• TASK OBJECTIVE
Write out each line word for word. Drop pictures.
Start
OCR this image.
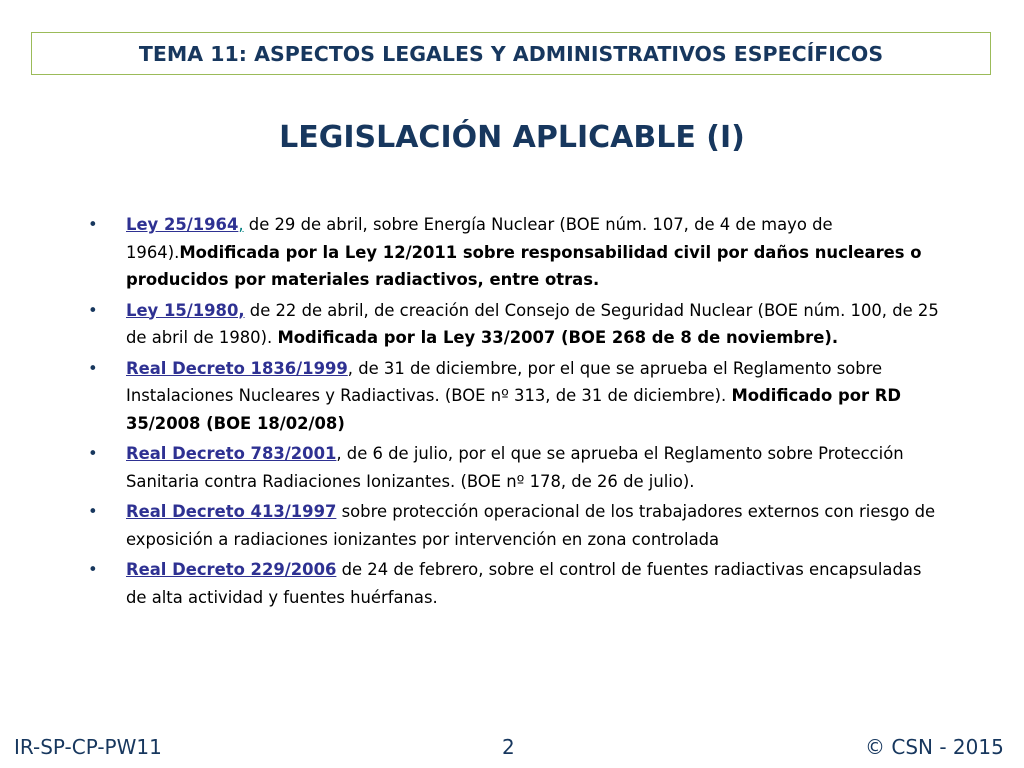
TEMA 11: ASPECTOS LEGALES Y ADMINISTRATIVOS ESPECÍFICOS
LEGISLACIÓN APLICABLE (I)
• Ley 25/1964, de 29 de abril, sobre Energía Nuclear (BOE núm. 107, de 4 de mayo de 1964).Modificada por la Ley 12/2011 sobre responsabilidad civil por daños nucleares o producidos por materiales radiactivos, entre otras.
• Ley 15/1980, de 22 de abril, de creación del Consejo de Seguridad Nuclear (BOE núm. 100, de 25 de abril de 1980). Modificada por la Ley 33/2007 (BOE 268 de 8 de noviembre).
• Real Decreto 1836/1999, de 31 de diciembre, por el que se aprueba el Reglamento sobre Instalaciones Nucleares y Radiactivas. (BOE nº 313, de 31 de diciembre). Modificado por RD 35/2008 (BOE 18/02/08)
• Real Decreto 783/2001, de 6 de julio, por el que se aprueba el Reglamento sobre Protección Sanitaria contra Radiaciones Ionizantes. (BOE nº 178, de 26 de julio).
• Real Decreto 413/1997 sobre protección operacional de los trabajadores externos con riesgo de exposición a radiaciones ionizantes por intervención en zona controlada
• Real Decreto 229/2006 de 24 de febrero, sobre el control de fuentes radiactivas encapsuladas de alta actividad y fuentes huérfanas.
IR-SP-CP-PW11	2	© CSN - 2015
End
• TASK OUTPUT
OCR this image.
TEMA 11: ASPECTOS LEGALES Y ADMINISTRATIVOS ESPECÍFICOS
LEGISLACIÓN APLICABLE (I)
• Ley 25/1964, de 29 de abril, sobre Energía Nuclear (BOE núm. 107, de 4 de mayo de 1964).Modificada por la Ley 12/2011 sobre responsabilidad civil por daños nucleares o producidos por materiales radiactivos, entre otras.
• Ley 15/1980, de 22 de abril, de creación del Consejo de Seguridad Nuclear (BOE núm. 100, de 25 de abril de 1980). Modificada por la Ley 33/2007 (BOE 268 de 8 de noviembre).
• Real Decreto 1836/1999, de 31 de diciembre, por el que se aprueba el Reglamento sobre Instalaciones Nucleares y Radiactivas. (BOE nº 313, de 31 de diciembre). Modificado por RD 35/2008 (BOE 18/02/08)
• Real Decreto 783/2001, de 6 de julio, por el que se aprueba el Reglamento sobre Protección Sanitaria contra Radiaciones Ionizantes. (BOE nº 178, de 26 de julio).
• Real Decreto 413/1997 sobre protección operacional de los trabajadores externos con riesgo de exposición a radiaciones ionizantes por intervención en zona controlada
• Real Decreto 229/2006 de 24 de febrero, sobre el control de fuentes radiactivas encapsuladas de alta actividad y fuentes huérfanas.
IR-SP-CP-PW11	2	© CSN - 2015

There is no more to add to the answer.